EXTRACTED TEXT
** BEGIN **
General information
- Location: Fairlie, Ayrshire Scotland
- Coordinates: 55°45′48″N 4°51′33″W﻿ / ﻿55.7633°N 4.8592°W
- Grid reference: NS207559
- Platforms: 2

Other information
- Status: Disused

History
- Original company: G&SWR Largs Branch
- Post-grouping: LMS

Key dates
- 1 July 1882: Opened
- 1 October 1971: last train ran
- 31 July 1972: Closed

Location

= Fairlie Pier railway station =

Former railway station in Scotland

Fairlie Pier railway station was a railway station serving the village of Fairlie, North Ayrshire, Scotland. The station allowed train passengers to link with ferry sailings to Great Cumbrae, Arran and the Isle of Bute.
** END **
STORED DATA
** BEGIN **
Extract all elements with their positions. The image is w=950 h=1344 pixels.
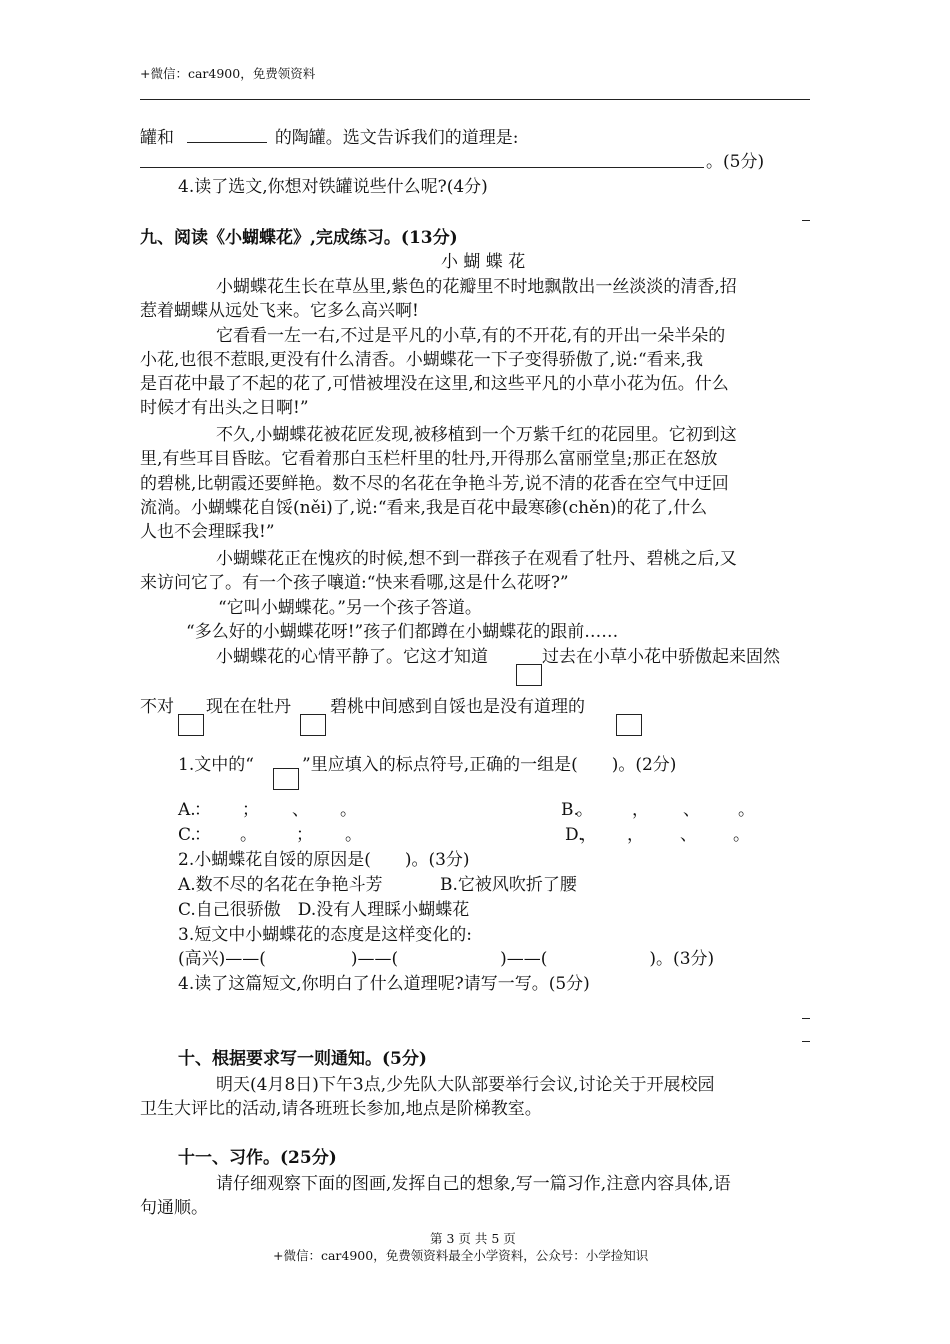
** END **
GOAL
In the Fairlie Pier railway station text, on what date did the last train run?

THE COMPLETED TASK
1 October 1971